• _WHAT IS BEING ASKED_
For every line in the data below that contains "sich", copy the line.

• _EXERCISE INPUT_
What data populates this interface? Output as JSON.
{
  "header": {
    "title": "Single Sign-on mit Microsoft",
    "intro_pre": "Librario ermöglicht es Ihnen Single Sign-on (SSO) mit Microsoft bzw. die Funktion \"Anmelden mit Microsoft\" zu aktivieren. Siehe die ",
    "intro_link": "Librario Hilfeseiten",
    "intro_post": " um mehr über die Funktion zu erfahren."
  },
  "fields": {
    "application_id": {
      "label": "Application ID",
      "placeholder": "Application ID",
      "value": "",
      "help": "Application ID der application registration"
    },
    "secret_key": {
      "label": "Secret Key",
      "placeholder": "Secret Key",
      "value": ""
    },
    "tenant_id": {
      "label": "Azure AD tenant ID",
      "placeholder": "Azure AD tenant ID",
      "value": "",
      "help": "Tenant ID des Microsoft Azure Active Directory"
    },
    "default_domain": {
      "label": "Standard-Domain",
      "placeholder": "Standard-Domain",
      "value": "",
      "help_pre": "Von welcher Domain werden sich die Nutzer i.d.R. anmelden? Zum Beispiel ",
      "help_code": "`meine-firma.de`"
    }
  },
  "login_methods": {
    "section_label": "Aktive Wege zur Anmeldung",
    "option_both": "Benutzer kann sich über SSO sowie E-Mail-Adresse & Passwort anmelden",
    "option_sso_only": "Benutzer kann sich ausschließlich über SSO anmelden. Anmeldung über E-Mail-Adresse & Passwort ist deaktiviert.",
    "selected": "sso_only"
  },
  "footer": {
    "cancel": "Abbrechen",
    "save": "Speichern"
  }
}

* * *

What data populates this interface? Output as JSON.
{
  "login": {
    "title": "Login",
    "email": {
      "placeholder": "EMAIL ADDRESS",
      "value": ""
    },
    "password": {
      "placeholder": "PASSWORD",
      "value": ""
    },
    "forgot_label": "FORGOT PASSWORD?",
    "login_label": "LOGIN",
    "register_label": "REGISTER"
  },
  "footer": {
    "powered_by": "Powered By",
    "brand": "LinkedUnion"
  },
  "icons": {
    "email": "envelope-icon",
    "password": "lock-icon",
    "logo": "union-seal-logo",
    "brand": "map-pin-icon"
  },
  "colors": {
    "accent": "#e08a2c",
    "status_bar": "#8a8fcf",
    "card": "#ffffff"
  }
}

--

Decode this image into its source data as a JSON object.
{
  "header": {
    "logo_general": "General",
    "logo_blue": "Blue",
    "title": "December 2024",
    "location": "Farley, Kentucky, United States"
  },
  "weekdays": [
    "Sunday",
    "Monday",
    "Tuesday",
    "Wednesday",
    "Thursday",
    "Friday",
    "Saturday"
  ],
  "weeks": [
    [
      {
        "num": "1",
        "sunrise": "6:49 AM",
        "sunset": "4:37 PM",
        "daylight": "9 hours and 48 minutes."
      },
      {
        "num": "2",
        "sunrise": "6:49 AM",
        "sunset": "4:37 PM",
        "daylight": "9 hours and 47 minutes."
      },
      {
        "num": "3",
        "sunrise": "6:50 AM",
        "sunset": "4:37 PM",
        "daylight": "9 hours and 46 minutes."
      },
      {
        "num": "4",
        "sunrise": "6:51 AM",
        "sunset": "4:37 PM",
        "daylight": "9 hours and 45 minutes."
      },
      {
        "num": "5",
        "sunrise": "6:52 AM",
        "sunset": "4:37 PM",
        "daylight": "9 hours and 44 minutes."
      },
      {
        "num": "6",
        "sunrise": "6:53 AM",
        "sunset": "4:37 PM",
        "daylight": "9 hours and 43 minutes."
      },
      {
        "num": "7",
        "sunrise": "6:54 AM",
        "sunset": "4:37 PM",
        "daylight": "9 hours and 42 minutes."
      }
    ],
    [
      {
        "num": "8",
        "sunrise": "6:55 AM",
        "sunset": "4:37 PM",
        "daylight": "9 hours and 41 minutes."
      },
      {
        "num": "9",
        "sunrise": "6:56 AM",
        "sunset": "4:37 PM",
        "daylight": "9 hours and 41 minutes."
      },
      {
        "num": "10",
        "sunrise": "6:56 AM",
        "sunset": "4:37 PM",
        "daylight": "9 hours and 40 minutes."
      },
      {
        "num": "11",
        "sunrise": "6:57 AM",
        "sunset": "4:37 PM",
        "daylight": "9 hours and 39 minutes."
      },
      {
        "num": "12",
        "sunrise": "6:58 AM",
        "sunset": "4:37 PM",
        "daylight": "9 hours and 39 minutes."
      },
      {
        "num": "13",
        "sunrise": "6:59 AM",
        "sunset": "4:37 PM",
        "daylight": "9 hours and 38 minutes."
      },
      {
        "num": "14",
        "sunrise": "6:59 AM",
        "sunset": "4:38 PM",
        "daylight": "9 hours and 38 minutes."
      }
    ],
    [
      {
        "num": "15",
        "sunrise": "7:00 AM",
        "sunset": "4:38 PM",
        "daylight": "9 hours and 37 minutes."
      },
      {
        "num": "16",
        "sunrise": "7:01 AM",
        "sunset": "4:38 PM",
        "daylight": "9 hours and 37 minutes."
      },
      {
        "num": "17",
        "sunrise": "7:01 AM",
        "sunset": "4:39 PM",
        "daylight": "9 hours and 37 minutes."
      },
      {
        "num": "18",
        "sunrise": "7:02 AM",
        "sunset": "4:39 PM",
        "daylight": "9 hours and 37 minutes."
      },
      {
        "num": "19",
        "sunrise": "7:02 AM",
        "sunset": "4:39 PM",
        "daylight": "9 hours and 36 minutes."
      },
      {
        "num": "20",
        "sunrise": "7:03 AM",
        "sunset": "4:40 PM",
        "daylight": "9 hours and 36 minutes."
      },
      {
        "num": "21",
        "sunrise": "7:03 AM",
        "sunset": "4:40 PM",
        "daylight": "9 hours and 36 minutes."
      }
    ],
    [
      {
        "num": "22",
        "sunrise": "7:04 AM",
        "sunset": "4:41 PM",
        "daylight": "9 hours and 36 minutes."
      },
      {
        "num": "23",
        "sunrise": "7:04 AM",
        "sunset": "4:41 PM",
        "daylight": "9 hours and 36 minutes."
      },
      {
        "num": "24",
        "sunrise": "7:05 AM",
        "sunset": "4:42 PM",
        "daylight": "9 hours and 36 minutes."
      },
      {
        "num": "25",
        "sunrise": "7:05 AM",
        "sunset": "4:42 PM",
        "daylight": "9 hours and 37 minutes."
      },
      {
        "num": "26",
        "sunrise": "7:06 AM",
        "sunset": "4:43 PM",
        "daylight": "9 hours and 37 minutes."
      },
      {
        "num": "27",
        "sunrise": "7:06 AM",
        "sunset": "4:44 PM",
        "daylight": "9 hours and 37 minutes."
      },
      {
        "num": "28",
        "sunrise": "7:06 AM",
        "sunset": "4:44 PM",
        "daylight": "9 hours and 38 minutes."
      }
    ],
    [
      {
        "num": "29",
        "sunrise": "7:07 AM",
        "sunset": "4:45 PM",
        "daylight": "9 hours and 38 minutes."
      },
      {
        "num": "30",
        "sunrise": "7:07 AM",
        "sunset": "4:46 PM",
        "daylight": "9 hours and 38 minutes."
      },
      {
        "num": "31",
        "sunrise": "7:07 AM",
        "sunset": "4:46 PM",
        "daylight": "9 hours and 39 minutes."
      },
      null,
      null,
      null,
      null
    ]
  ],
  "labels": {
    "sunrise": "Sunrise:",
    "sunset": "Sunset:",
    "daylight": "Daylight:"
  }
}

• _REPLY TO THE EXERCISE_
      "help_pre": "Von welcher Domain werden sich die Nutzer i.d.R. anmelden? Zum Beispiel ",
    "option_both": "Benutzer kann sich über SSO sowie E-Mail-Adresse & Passwort anmelden",
    "option_sso_only": "Benutzer kann sich ausschließlich über SSO anmelden. Anmeldung über E-Mail-Adresse & Passwort ist deaktiviert.",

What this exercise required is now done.